**** Records ****

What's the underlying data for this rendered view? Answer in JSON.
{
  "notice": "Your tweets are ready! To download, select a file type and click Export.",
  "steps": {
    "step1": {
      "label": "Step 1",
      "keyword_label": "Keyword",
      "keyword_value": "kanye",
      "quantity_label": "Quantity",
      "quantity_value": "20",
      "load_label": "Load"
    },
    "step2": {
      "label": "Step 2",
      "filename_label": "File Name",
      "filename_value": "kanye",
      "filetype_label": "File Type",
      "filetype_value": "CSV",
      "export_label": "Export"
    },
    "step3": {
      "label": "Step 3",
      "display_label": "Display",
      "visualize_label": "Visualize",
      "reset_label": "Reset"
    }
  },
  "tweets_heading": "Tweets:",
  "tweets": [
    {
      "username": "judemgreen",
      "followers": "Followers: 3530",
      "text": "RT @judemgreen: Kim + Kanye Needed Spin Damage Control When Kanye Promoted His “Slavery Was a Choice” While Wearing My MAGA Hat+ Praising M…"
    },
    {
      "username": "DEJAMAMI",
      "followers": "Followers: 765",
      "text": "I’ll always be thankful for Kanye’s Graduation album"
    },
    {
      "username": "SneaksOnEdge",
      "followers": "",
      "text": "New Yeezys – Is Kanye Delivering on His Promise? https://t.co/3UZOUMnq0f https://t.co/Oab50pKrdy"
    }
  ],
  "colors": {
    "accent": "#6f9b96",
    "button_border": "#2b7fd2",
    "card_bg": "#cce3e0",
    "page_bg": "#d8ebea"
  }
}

****

__Instructions for the task__
Type out the entries again, word for word.

__Exercise response__
What's the underlying data for this rendered view? Answer in JSON.
{
  "notice": "Your tweets are ready! To download, select a file type and click Export.",
  "steps": {
    "step1": {
      "label": "Step 1",
      "keyword_label": "Keyword",
      "keyword_value": "kanye",
      "quantity_label": "Quantity",
      "quantity_value": "20",
      "load_label": "Load"
    },
    "step2": {
      "label": "Step 2",
      "filename_label": "File Name",
      "filename_value": "kanye",
      "filetype_label": "File Type",
      "filetype_value": "CSV",
      "export_label": "Export"
    },
    "step3": {
      "label": "Step 3",
      "display_label": "Display",
      "visualize_label": "Visualize",
      "reset_label": "Reset"
    }
  },
  "tweets_heading": "Tweets:",
  "tweets": [
    {
      "username": "judemgreen",
      "followers": "Followers: 3530",
      "text": "RT @judemgreen: Kim + Kanye Needed Spin Damage Control When Kanye Promoted His “Slavery Was a Choice” While Wearing My MAGA Hat+ Praising M…"
    },
    {
      "username": "DEJAMAMI",
      "followers": "Followers: 765",
      "text": "I’ll always be thankful for Kanye’s Graduation album"
    },
    {
      "username": "SneaksOnEdge",
      "followers": "",
      "text": "New Yeezys – Is Kanye Delivering on His Promise? https://t.co/3UZOUMnq0f https://t.co/Oab50pKrdy"
    }
  ],
  "colors": {
    "accent": "#6f9b96",
    "button_border": "#2b7fd2",
    "card_bg": "#cce3e0",
    "page_bg": "#d8ebea"
  }
}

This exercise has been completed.